- **MATERIAL PROVIDED**:
************

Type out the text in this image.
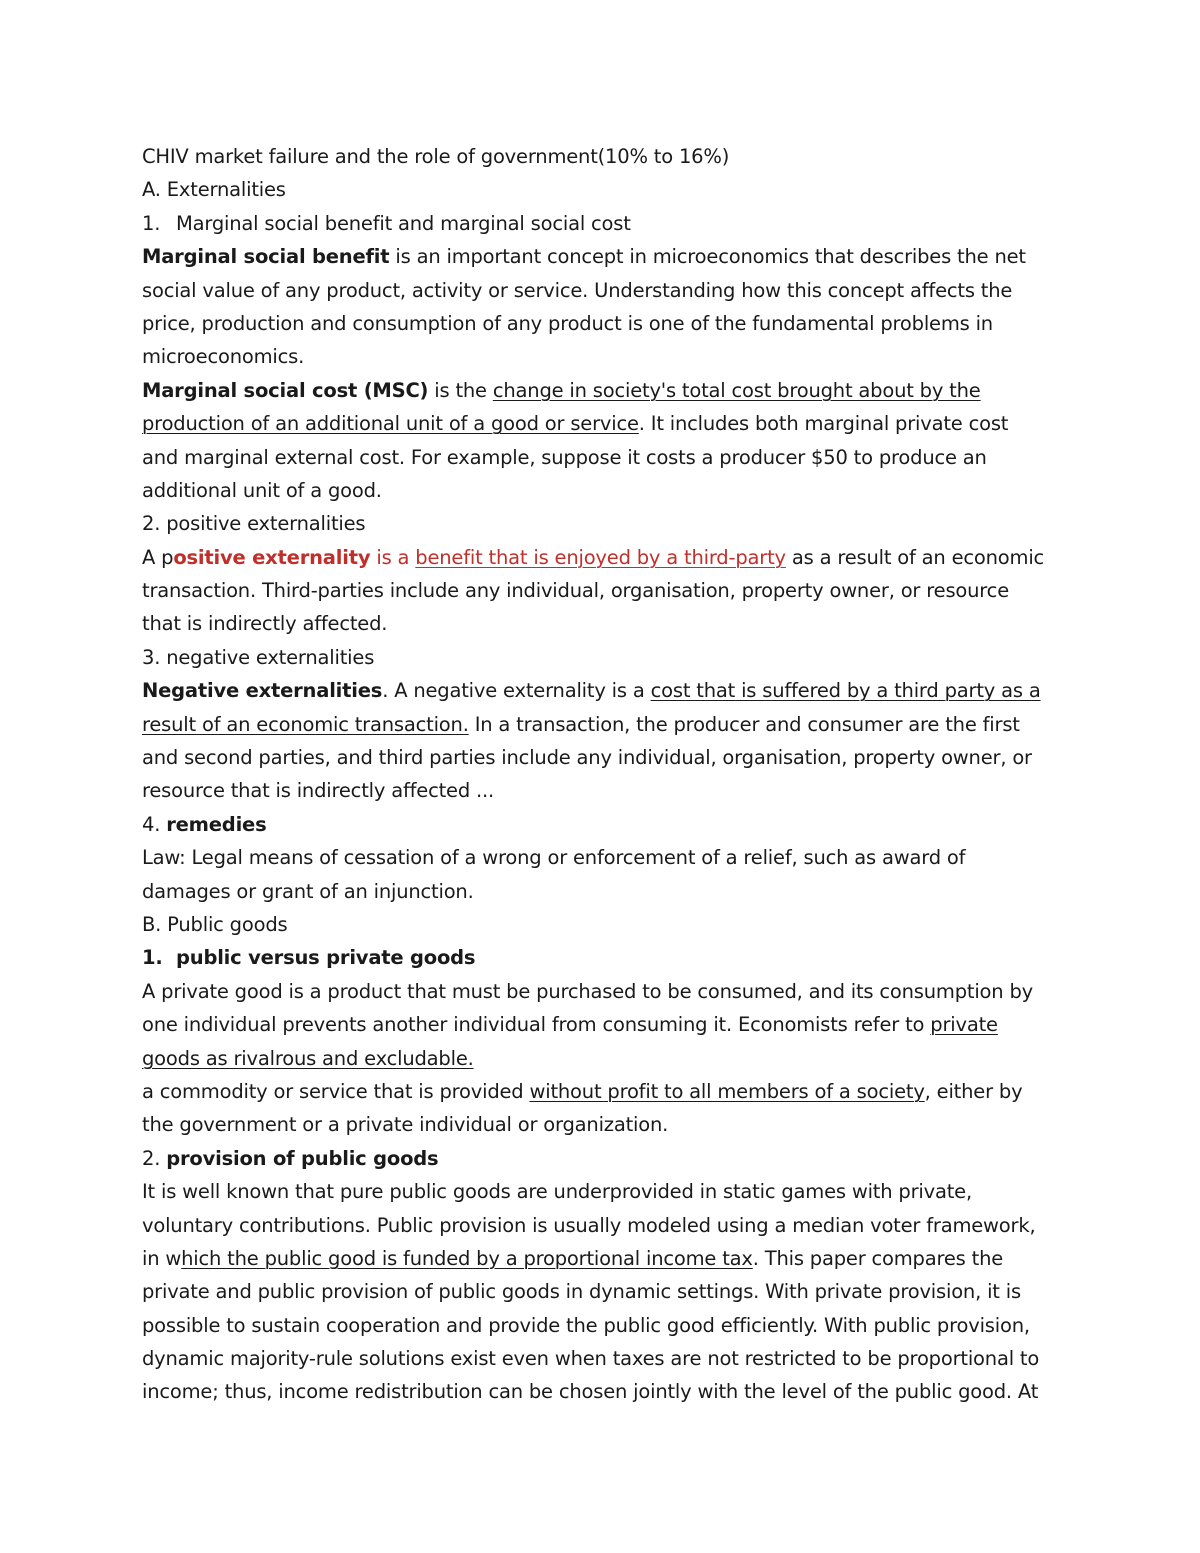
CHIV market failure and the role of government(10% to 16%)
A. Externalities
1. Marginal social benefit and marginal social cost
Marginal social benefit is an important concept in microeconomics that describes the net
social value of any product, activity or service. Understanding how this concept affects the
price, production and consumption of any product is one of the fundamental problems in
microeconomics.
Marginal social cost (MSC) is the change in society's total cost brought about by the
production of an additional unit of a good or service. It includes both marginal private cost
and marginal external cost. For example, suppose it costs a producer $50 to produce an
additional unit of a good.
2. positive externalities
A positive externality is a benefit that is enjoyed by a third-party as a result of an economic
transaction. Third-parties include any individual, organisation, property owner, or resource
that is indirectly affected.
3. negative externalities
Negative externalities. A negative externality is a cost that is suffered by a third party as a
result of an economic transaction. In a transaction, the producer and consumer are the first
and second parties, and third parties include any individual, organisation, property owner, or
resource that is indirectly affected ...
4. remedies
Law: Legal means of cessation of a wrong or enforcement of a relief, such as award of
damages or grant of an injunction.
B. Public goods
1. public versus private goods
A private good is a product that must be purchased to be consumed, and its consumption by
one individual prevents another individual from consuming it. Economists refer to private
goods as rivalrous and excludable.
a commodity or service that is provided without profit to all members of a society, either by
the government or a private individual or organization.
2. provision of public goods
It is well known that pure public goods are underprovided in static games with private,
voluntary contributions. Public provision is usually modeled using a median voter framework,
in which the public good is funded by a proportional income tax. This paper compares the
private and public provision of public goods in dynamic settings. With private provision, it is
possible to sustain cooperation and provide the public good efficiently. With public provision,
dynamic majority-rule solutions exist even when taxes are not restricted to be proportional to
income; thus, income redistribution can be chosen jointly with the level of the public good. At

************

Quote the records in full and exactly; skip any image.

- **OUTPUT BELOW**:
Type out the text in this image.
CHIV market failure and the role of government(10% to 16%)
A. Externalities
1. Marginal social benefit and marginal social cost
Marginal social benefit is an important concept in microeconomics that describes the net
social value of any product, activity or service. Understanding how this concept affects the
price, production and consumption of any product is one of the fundamental problems in
microeconomics.
Marginal social cost (MSC) is the change in society's total cost brought about by the
production of an additional unit of a good or service. It includes both marginal private cost
and marginal external cost. For example, suppose it costs a producer $50 to produce an
additional unit of a good.
2. positive externalities
A positive externality is a benefit that is enjoyed by a third-party as a result of an economic
transaction. Third-parties include any individual, organisation, property owner, or resource
that is indirectly affected.
3. negative externalities
Negative externalities. A negative externality is a cost that is suffered by a third party as a
result of an economic transaction. In a transaction, the producer and consumer are the first
and second parties, and third parties include any individual, organisation, property owner, or
resource that is indirectly affected ...
4. remedies
Law: Legal means of cessation of a wrong or enforcement of a relief, such as award of
damages or grant of an injunction.
B. Public goods
1. public versus private goods
A private good is a product that must be purchased to be consumed, and its consumption by
one individual prevents another individual from consuming it. Economists refer to private
goods as rivalrous and excludable.
a commodity or service that is provided without profit to all members of a society, either by
the government or a private individual or organization.
2. provision of public goods
It is well known that pure public goods are underprovided in static games with private,
voluntary contributions. Public provision is usually modeled using a median voter framework,
in which the public good is funded by a proportional income tax. This paper compares the
private and public provision of public goods in dynamic settings. With private provision, it is
possible to sustain cooperation and provide the public good efficiently. With public provision,
dynamic majority-rule solutions exist even when taxes are not restricted to be proportional to
income; thus, income redistribution can be chosen jointly with the level of the public good. At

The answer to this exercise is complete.